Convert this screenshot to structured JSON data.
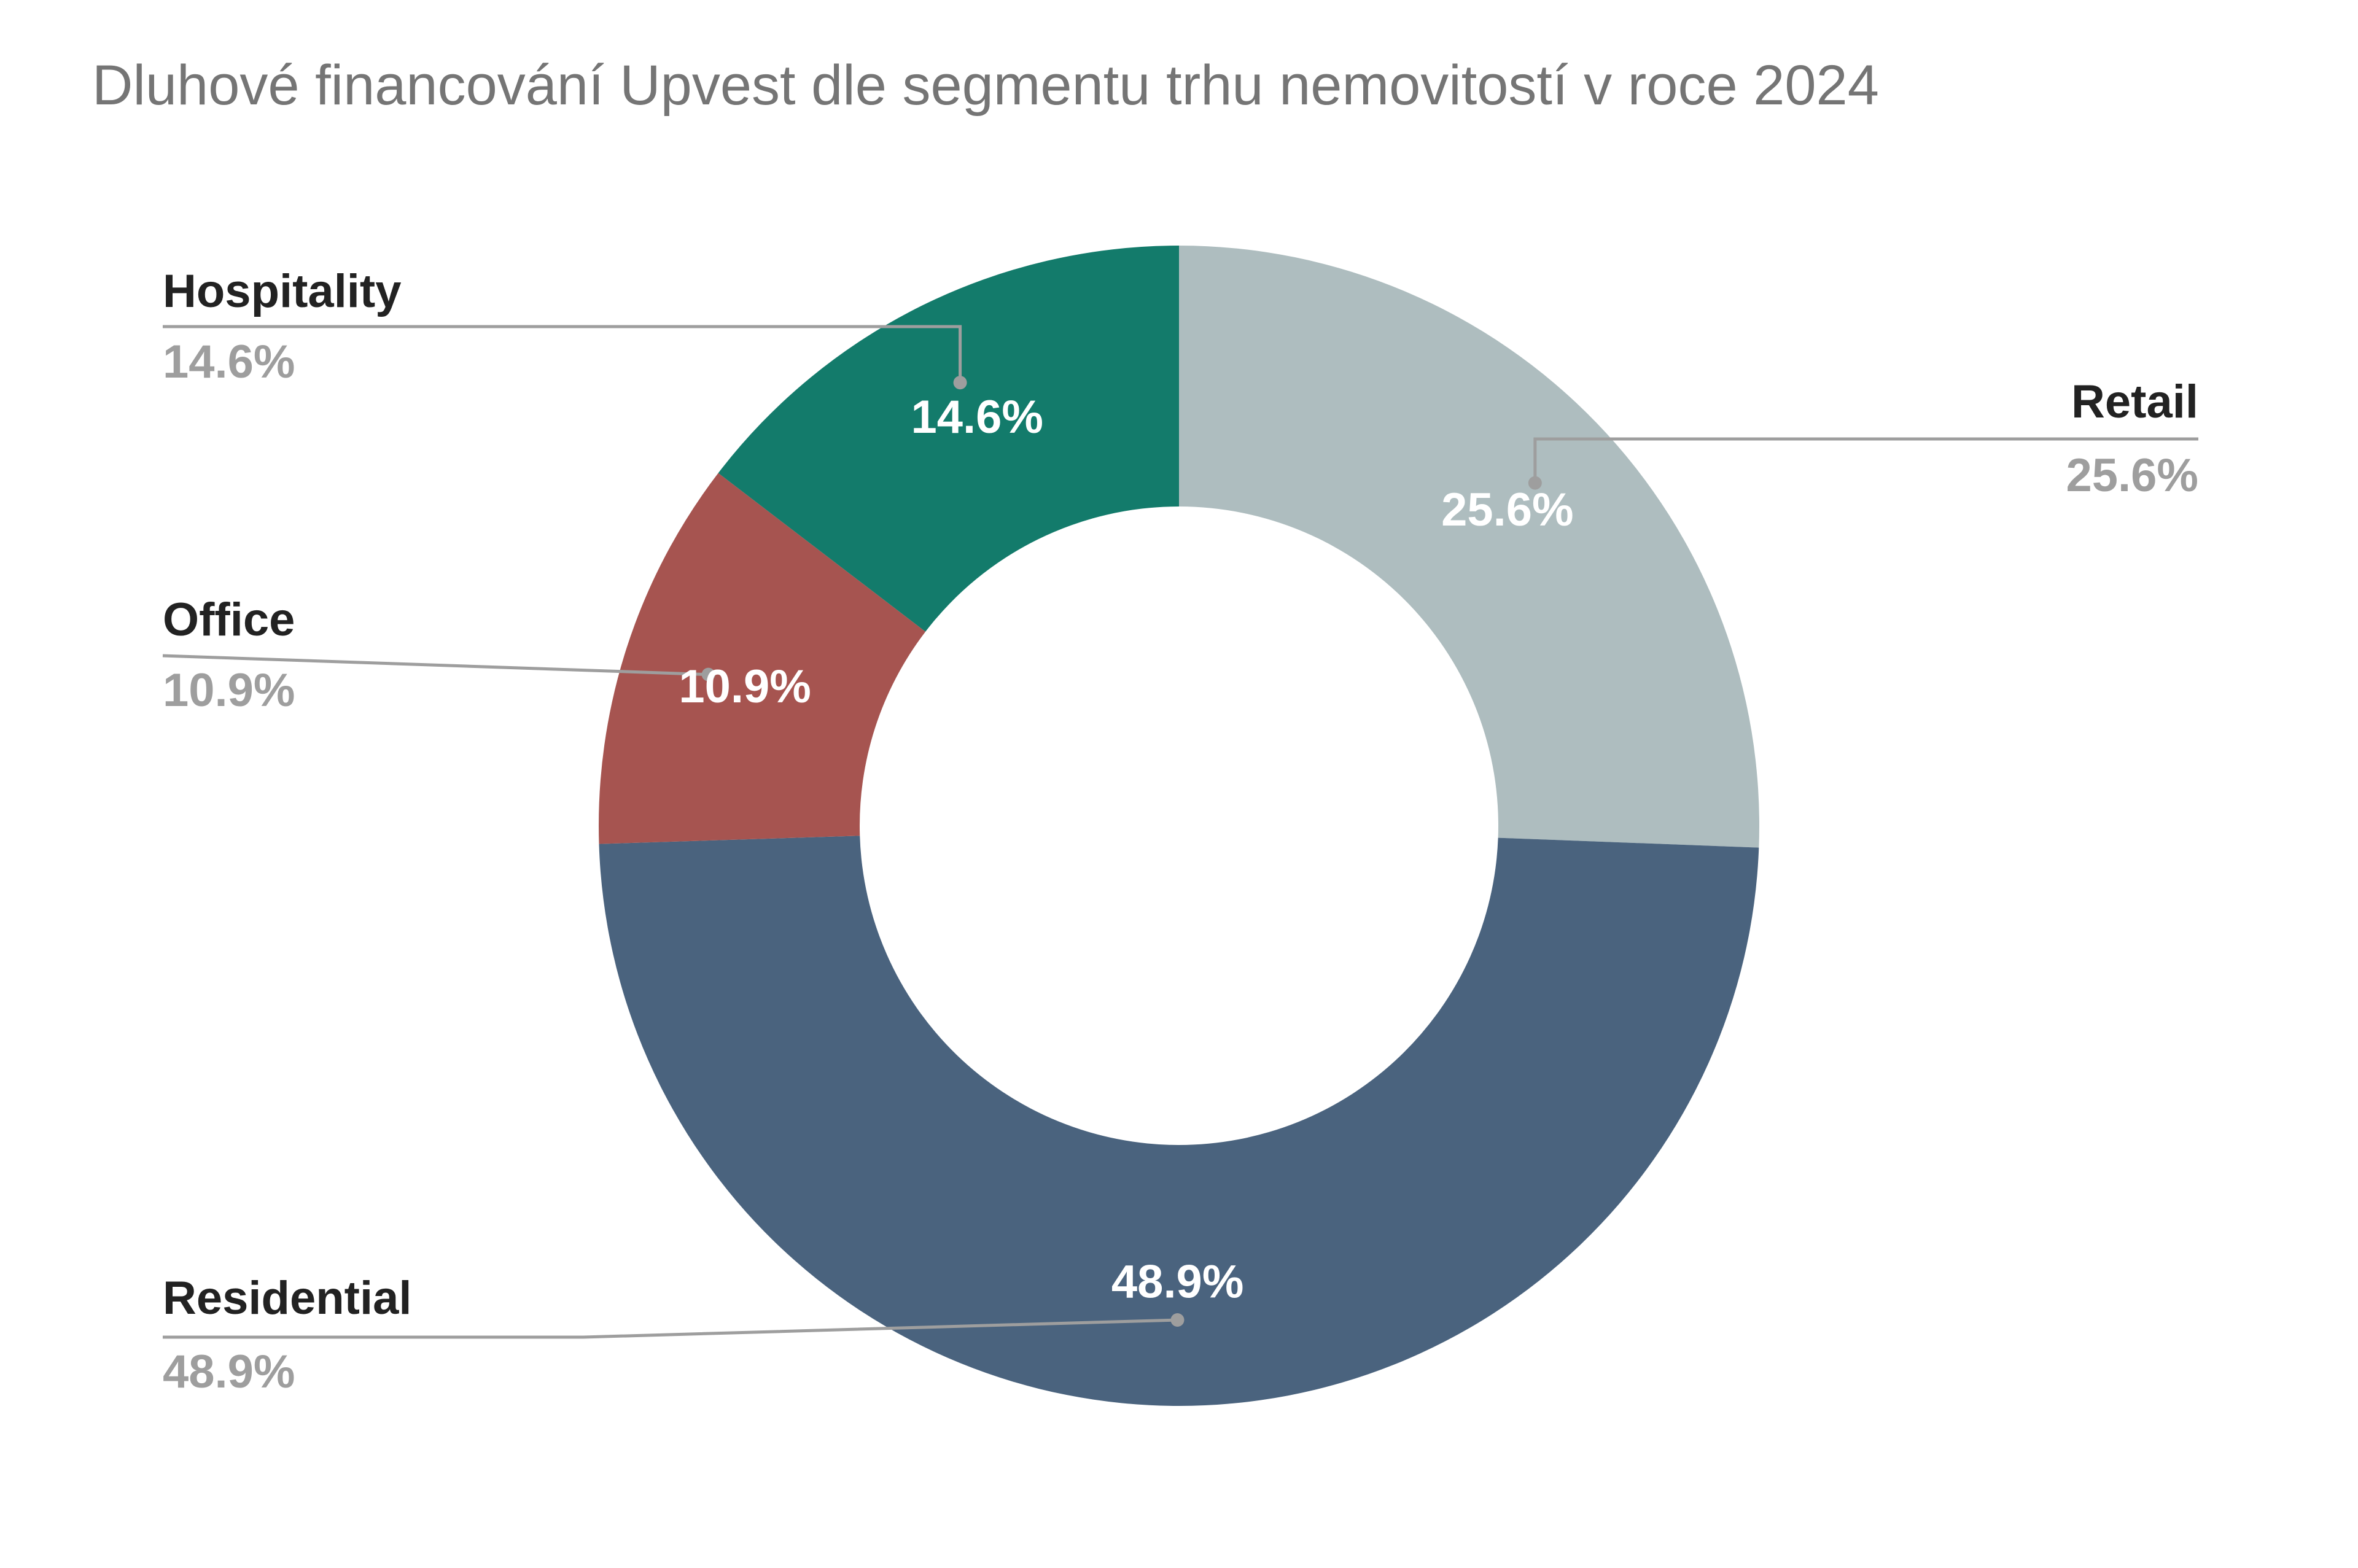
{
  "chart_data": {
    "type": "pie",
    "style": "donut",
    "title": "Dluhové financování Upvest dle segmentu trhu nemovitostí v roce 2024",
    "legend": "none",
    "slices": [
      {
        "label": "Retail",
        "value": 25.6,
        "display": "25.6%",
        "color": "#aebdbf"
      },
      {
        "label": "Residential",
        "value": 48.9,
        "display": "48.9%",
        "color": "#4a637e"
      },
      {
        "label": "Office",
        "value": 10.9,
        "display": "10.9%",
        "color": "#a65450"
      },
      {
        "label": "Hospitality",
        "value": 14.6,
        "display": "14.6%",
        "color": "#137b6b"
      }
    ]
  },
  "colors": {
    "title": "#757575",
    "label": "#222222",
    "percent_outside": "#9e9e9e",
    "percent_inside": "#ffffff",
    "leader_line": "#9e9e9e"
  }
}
==
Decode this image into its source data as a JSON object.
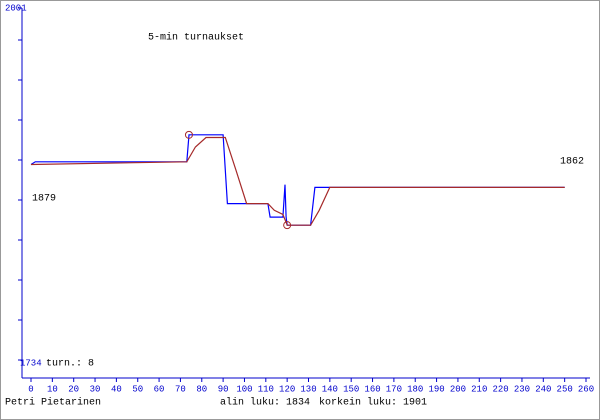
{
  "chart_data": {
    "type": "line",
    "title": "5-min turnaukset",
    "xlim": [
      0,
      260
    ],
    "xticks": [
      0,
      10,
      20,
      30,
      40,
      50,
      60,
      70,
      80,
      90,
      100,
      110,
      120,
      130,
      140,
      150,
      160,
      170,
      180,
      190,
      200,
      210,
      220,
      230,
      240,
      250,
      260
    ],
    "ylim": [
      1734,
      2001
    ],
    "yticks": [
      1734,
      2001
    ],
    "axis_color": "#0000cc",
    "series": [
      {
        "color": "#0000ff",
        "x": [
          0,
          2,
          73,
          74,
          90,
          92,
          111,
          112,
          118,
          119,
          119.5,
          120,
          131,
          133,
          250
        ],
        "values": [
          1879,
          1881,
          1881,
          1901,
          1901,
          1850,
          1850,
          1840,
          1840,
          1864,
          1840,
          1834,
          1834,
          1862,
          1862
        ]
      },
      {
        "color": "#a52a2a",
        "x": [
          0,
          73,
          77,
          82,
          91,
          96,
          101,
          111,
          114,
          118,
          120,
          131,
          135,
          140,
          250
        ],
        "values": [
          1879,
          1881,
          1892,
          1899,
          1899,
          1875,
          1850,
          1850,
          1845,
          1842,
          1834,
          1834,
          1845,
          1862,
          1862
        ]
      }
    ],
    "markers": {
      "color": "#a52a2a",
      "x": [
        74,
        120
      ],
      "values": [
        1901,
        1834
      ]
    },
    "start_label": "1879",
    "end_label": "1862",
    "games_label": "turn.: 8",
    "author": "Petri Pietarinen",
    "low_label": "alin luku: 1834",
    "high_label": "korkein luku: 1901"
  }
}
...
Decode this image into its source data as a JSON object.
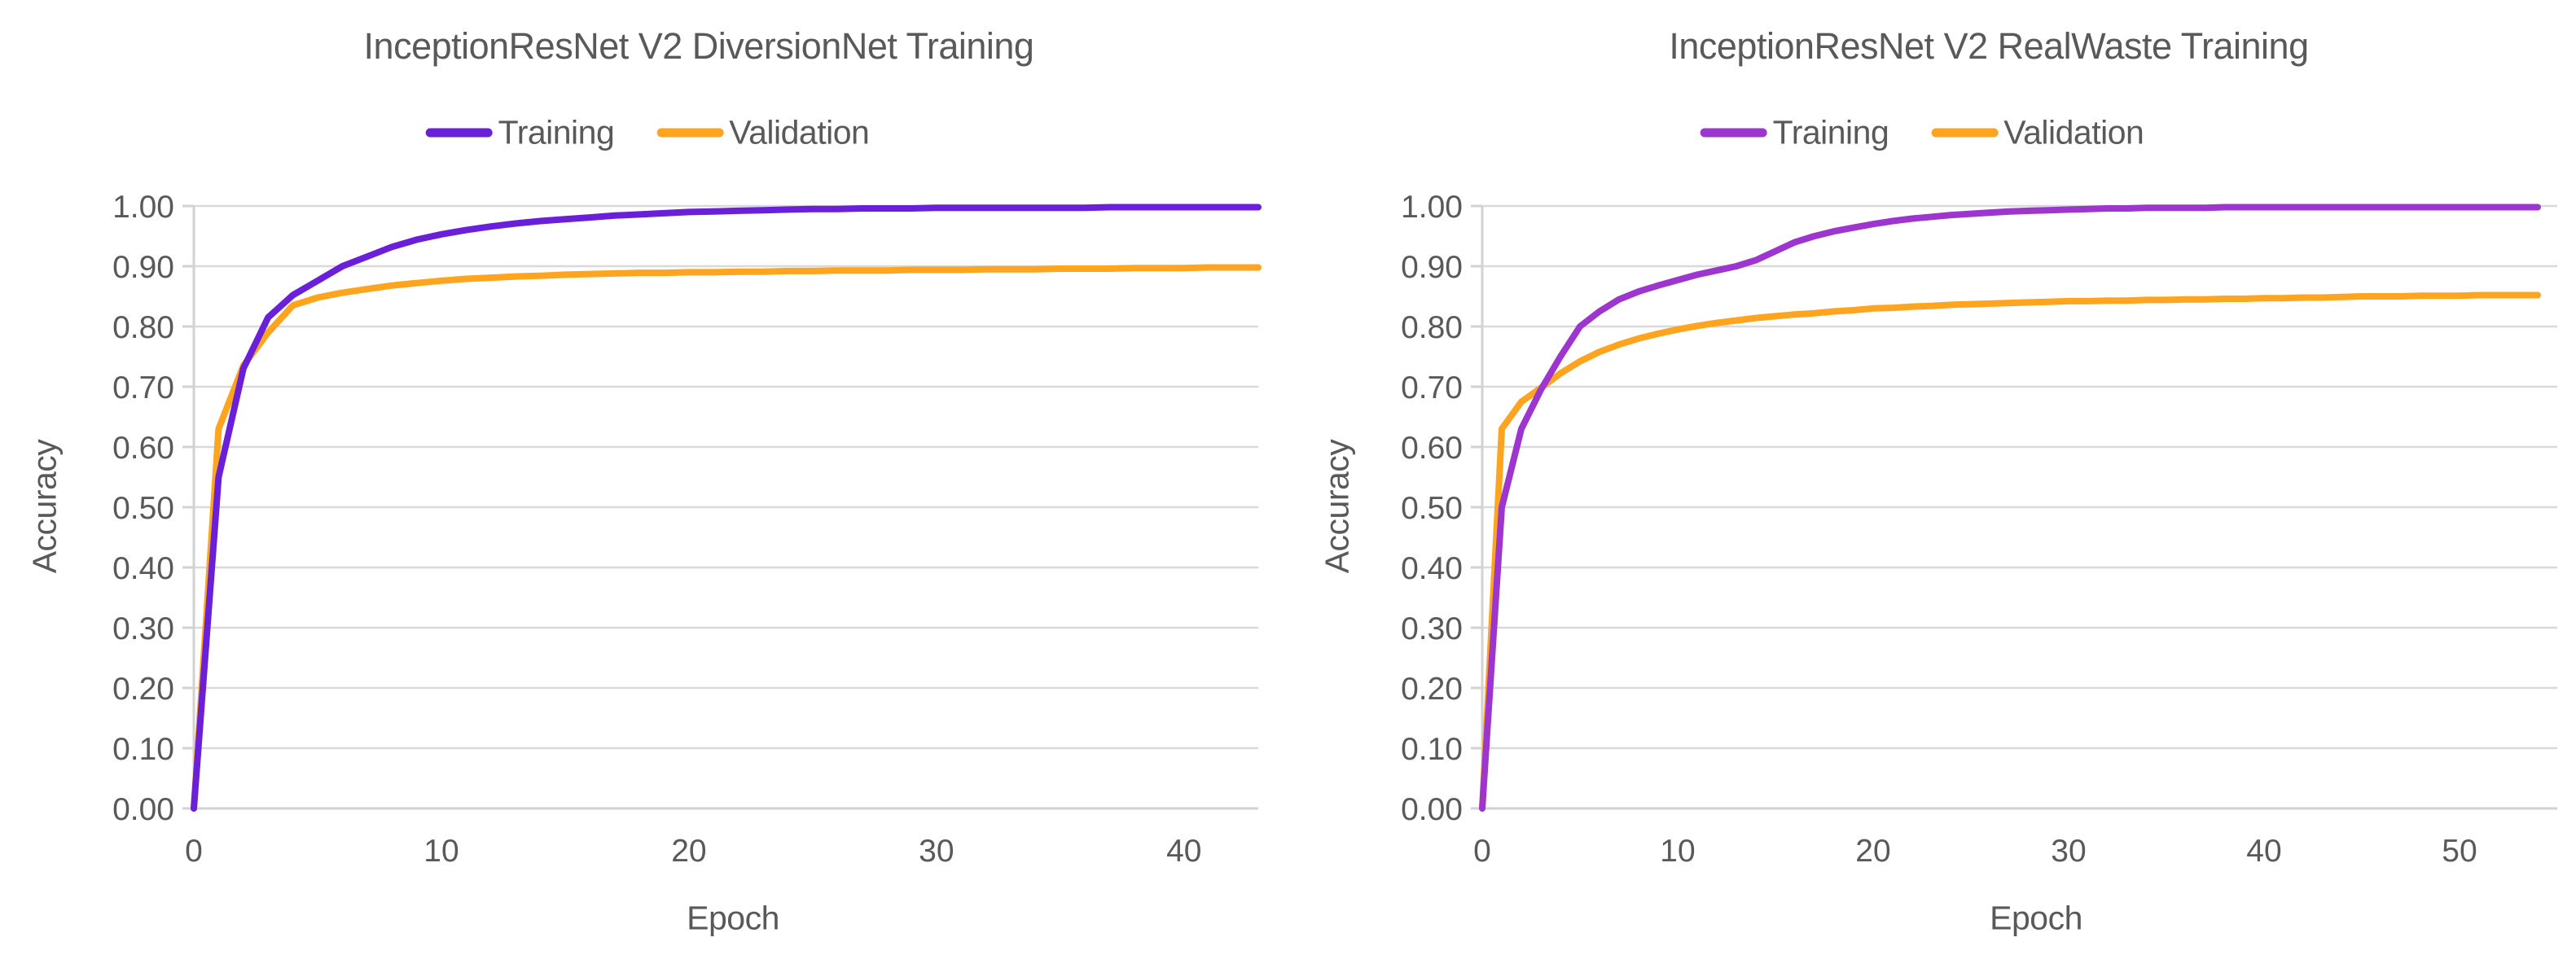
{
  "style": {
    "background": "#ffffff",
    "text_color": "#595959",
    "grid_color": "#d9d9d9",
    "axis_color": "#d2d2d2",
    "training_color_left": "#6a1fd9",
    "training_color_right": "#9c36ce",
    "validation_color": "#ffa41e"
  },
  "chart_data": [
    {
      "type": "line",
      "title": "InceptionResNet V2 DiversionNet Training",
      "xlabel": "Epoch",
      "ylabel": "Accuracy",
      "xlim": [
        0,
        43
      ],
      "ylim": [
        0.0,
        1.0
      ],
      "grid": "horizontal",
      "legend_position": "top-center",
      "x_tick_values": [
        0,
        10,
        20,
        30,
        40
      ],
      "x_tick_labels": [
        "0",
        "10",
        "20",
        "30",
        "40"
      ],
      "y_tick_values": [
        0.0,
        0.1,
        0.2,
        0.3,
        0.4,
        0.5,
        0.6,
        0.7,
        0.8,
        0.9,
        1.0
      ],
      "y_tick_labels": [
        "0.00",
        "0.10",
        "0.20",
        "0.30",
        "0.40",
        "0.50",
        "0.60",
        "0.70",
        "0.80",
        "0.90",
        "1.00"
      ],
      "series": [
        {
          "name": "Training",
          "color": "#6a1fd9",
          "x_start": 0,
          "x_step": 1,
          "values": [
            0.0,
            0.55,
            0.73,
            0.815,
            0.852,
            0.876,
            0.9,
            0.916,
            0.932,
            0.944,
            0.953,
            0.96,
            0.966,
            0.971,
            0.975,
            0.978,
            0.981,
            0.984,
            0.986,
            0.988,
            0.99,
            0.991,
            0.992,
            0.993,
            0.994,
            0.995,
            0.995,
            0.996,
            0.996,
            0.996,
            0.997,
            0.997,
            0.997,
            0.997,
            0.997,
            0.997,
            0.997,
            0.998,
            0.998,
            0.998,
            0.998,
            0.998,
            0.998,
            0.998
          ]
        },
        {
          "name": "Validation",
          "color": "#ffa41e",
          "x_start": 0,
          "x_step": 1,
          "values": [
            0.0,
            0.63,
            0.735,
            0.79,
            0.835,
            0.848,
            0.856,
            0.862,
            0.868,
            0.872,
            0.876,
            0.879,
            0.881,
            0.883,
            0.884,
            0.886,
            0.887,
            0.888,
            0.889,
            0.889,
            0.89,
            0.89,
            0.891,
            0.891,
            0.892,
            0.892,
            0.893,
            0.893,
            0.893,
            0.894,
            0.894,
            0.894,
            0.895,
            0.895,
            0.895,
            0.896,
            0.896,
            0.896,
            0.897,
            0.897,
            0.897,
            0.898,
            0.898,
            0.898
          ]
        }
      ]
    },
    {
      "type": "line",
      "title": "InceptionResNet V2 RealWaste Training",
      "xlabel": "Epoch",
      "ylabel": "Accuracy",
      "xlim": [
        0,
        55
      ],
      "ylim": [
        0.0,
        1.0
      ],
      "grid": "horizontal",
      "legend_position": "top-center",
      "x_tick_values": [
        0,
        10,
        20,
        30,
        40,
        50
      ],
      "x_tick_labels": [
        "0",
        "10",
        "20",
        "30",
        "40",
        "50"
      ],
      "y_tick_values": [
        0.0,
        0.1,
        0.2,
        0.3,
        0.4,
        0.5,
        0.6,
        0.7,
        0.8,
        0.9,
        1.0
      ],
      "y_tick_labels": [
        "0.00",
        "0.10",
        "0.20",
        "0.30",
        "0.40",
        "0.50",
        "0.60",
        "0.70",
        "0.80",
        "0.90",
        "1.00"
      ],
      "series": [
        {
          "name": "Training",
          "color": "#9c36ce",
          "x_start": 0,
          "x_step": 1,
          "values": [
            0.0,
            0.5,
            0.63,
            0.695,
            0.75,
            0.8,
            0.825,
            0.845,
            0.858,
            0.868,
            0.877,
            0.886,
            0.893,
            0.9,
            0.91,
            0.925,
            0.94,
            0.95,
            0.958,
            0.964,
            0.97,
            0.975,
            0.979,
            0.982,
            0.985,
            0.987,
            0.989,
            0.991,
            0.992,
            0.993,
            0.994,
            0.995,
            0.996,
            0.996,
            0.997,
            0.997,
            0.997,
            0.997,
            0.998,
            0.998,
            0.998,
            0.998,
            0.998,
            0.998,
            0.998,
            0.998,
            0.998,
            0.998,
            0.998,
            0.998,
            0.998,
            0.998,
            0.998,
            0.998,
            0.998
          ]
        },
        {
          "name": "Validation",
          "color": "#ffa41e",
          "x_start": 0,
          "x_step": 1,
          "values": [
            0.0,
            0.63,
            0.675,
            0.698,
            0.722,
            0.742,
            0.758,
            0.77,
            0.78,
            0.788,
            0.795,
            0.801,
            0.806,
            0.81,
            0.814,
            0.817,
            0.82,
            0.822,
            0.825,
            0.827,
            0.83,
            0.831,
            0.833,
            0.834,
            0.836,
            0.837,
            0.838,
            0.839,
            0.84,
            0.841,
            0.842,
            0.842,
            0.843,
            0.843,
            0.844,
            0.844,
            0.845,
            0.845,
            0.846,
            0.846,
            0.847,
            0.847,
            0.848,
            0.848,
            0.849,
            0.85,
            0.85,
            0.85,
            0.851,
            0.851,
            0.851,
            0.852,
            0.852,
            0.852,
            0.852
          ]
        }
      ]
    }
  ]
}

▸ THE REQUEST
Check each line above for the string "type", then copy the ones that have it.

▸ RESULT
    "type": "pie",
    "type": "line",
      "type": "line",
      "type": "line",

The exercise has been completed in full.